● **Task statement**
Look through the listing below and give the number of lines that hold "排除B项". Say nothing more.

● **Entries**
[Begin]

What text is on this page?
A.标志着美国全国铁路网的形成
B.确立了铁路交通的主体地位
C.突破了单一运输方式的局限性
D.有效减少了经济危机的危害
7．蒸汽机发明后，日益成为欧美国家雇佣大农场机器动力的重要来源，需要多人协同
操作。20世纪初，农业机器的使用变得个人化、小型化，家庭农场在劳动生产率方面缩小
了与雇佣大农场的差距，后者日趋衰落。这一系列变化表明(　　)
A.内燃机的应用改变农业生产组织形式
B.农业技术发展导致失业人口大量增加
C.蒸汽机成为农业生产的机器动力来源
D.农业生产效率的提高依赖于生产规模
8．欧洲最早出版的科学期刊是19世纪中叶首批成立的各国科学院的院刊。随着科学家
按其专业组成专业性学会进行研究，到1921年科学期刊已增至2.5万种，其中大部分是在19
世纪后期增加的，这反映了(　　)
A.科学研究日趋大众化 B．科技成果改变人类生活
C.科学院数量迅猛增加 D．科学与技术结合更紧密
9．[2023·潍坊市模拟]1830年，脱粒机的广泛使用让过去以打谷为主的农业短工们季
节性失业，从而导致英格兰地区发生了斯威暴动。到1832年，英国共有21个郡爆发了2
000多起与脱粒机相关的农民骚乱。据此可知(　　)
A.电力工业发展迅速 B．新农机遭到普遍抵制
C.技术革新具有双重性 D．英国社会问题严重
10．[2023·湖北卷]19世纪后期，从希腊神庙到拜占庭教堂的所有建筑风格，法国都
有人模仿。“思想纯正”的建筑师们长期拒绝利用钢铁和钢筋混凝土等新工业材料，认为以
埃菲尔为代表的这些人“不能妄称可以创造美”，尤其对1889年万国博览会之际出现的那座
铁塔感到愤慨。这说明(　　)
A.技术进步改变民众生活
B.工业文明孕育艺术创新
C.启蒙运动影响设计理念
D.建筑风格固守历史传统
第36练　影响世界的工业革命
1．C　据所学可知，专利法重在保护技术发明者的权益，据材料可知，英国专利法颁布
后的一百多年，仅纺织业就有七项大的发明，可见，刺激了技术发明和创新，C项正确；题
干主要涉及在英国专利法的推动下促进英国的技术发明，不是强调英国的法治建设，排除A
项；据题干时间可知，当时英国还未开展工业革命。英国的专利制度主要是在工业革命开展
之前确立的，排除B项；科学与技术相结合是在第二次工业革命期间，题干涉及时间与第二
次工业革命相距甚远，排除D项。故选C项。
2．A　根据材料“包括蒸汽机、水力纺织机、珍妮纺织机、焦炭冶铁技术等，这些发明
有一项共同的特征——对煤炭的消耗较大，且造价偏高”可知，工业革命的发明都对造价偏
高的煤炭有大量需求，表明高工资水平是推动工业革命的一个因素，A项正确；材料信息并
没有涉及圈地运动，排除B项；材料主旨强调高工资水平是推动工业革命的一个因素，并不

[End]

● **Answer to this problem**
2